INSTRUCTIONS TO FOLLOW:
Can you duplicate the review of OLOTURE and CITATION from "The endurance of" to "not go unnoticed."?

SUPPLIED PASSAGE:
● ● ● ● ●
Let’s start with the opening scene of both OLOTURE which I would term the ‘ripping of identity’ and that of CITATION which I would term ‘a fight of identity’.
Before proceeding into that, do you know since OLOTURE started to stream on Netflix it has become one of the most discussed movies of the year so far, just like CITATION, which is another Nollywood movie on Netflix? This review will be concise, interesting and revealing, so get a bowl of popcorn and get to know the meeting point of these two trending movies.
Back to the opening scene of OLOTURE, I had mentioned it revealed the ripping of identity. Did you see the wigs and the foreign hairstyles they had on? To me, the opening scene was all that was needed to explain that these ladies, who would later be revealed as sex workers in modern slavery were ladies who lost their ways, who wanted a good life, wanted to feel alive, needed to make ends meet and needed to survive in their country.
The opening scene of CITATION revealed a hairdo that was so African; an afro hair, and that would later accentuate the character of the lady who went out of her way to reveal the monstrous lecturer who wanted to sleep with her for marks, a popular repertoire of the SexForMarks report that exposed how lecturers asked their female students for sex in exchange for good marks in Nigerian universities.
The endurance of the lead character in CITATION, which is not different from the actual meaning of the Idoma named OLOTURE meaning ‘Endurance’, would not go unnoticed.
The former shows how a postgraduate student endured the sexual tensions and advances from her supposedly saint-looking lecturer in the university, and the latter, an enduring undercover journalist who had to live through the realities of a brothel to tell the stories of sexual slavery.
A number of people have said the movies are two different ones, but here I can tell you they both scream a lot of the same factors; disturbing and affecting the female gender more.
● ● ● ● ●
Saved data entries:

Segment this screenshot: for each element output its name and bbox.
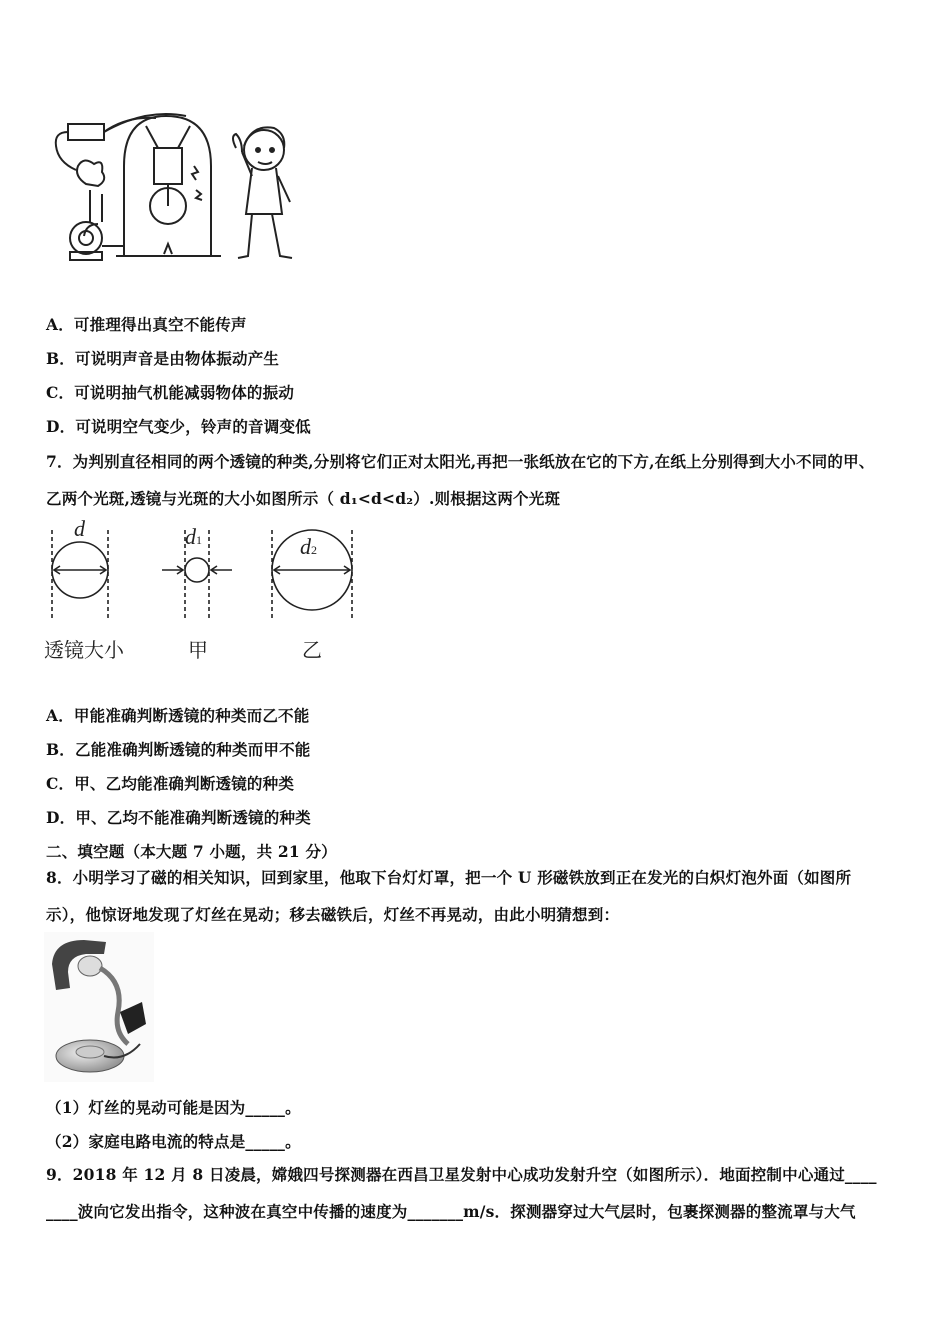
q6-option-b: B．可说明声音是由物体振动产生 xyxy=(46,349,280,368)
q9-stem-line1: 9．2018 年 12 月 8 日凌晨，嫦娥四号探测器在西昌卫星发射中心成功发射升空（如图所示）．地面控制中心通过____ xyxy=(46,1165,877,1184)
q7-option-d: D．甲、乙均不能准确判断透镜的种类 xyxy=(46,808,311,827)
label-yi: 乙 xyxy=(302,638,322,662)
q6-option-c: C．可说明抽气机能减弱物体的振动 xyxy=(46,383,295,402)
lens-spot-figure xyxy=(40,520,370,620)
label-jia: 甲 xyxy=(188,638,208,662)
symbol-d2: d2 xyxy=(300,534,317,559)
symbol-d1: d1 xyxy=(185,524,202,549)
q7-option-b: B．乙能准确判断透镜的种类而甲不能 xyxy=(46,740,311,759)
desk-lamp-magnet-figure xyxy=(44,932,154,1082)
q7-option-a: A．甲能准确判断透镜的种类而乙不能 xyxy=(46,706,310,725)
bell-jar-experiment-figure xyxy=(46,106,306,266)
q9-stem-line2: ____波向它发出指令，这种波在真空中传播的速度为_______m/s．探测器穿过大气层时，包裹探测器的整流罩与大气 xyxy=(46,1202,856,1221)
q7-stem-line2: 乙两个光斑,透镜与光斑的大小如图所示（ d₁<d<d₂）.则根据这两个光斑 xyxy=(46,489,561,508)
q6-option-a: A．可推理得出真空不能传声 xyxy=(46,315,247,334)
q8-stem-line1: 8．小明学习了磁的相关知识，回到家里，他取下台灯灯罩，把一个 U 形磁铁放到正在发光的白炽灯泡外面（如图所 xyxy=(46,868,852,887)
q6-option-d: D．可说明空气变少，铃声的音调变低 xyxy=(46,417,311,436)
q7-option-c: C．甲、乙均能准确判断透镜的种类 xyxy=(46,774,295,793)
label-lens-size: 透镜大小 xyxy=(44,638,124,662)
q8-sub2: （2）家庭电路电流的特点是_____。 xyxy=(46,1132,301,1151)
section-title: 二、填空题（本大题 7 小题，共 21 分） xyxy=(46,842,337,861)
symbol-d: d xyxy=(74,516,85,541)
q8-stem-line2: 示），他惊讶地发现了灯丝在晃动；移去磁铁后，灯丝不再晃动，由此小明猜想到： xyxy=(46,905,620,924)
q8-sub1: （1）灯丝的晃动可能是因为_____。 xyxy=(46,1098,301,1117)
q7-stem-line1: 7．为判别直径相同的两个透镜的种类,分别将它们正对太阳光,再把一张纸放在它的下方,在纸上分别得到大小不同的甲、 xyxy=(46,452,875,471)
● ● ● ● ●
RESPONSE:
The endurance of the lead character in CITATION, which is not different from the actual meaning of the Idoma named OLOTURE meaning ‘Endurance’, would not go unnoticed.